— Exercise —
Restate the data exactly as given and keep the pictures out.

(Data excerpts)
^^^^
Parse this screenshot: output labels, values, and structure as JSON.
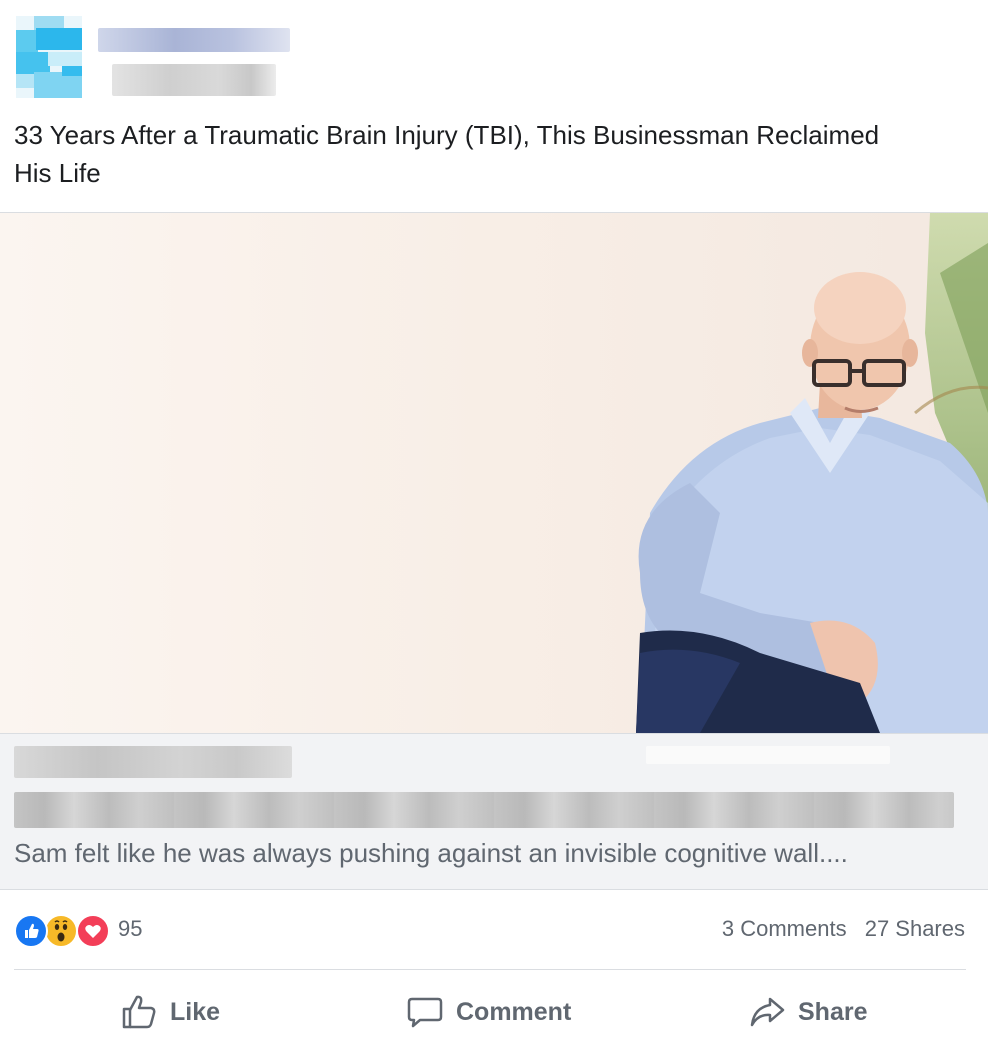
{
  "post": {
    "text": "33 Years After a Traumatic Brain Injury (TBI), This Businessman Reclaimed His Life"
  },
  "link_preview": {
    "description": "Sam felt like he was always pushing against an invisible cognitive wall...."
  },
  "stats": {
    "reaction_icons": [
      "like-icon",
      "wow-icon",
      "love-icon"
    ],
    "reaction_count": "95",
    "comments": "3 Comments",
    "shares": "27 Shares"
  },
  "actions": {
    "like_label": "Like",
    "comment_label": "Comment",
    "share_label": "Share"
  },
  "colors": {
    "like_blue": "#1877f2",
    "wow_yellow": "#f7b928",
    "love_red": "#f33e58",
    "muted_text": "#606770"
  }
}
^^^^
— Task result —
Parse this screenshot: output labels, values, and structure as JSON.
{
  "post": {
    "text": "33 Years After a Traumatic Brain Injury (TBI), This Businessman Reclaimed His Life"
  },
  "link_preview": {
    "description": "Sam felt like he was always pushing against an invisible cognitive wall...."
  },
  "stats": {
    "reaction_icons": [
      "like-icon",
      "wow-icon",
      "love-icon"
    ],
    "reaction_count": "95",
    "comments": "3 Comments",
    "shares": "27 Shares"
  },
  "actions": {
    "like_label": "Like",
    "comment_label": "Comment",
    "share_label": "Share"
  },
  "colors": {
    "like_blue": "#1877f2",
    "wow_yellow": "#f7b928",
    "love_red": "#f33e58",
    "muted_text": "#606770"
  }
}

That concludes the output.